◆ TASK GOAL ◆
Select, from the data, each line where "sobre" occurs.

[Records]

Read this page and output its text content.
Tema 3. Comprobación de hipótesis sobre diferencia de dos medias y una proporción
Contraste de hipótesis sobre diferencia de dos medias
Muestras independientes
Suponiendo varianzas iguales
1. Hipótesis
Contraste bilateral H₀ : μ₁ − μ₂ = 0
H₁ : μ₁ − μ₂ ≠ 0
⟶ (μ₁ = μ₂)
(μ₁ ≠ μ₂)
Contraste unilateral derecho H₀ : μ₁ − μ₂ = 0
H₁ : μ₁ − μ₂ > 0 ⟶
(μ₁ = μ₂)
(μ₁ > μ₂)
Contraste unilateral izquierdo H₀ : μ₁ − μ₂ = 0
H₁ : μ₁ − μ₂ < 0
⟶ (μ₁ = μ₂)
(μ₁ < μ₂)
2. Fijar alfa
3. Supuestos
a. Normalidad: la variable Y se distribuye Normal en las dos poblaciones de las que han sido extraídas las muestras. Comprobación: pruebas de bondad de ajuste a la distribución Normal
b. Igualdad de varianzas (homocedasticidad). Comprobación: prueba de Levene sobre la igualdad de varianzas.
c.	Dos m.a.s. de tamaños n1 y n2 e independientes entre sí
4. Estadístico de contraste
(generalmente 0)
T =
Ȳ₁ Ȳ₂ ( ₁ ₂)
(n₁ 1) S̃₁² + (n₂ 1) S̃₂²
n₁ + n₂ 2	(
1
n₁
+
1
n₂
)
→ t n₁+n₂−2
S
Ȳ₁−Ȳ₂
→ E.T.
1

◆ RESULT FOR THIS TASK ◆
Tema 3. Comprobación de hipótesis sobre diferencia de dos medias y una proporción
Contraste de hipótesis sobre diferencia de dos medias
b. Igualdad de varianzas (homocedasticidad). Comprobación: prueba de Levene sobre la igualdad de varianzas.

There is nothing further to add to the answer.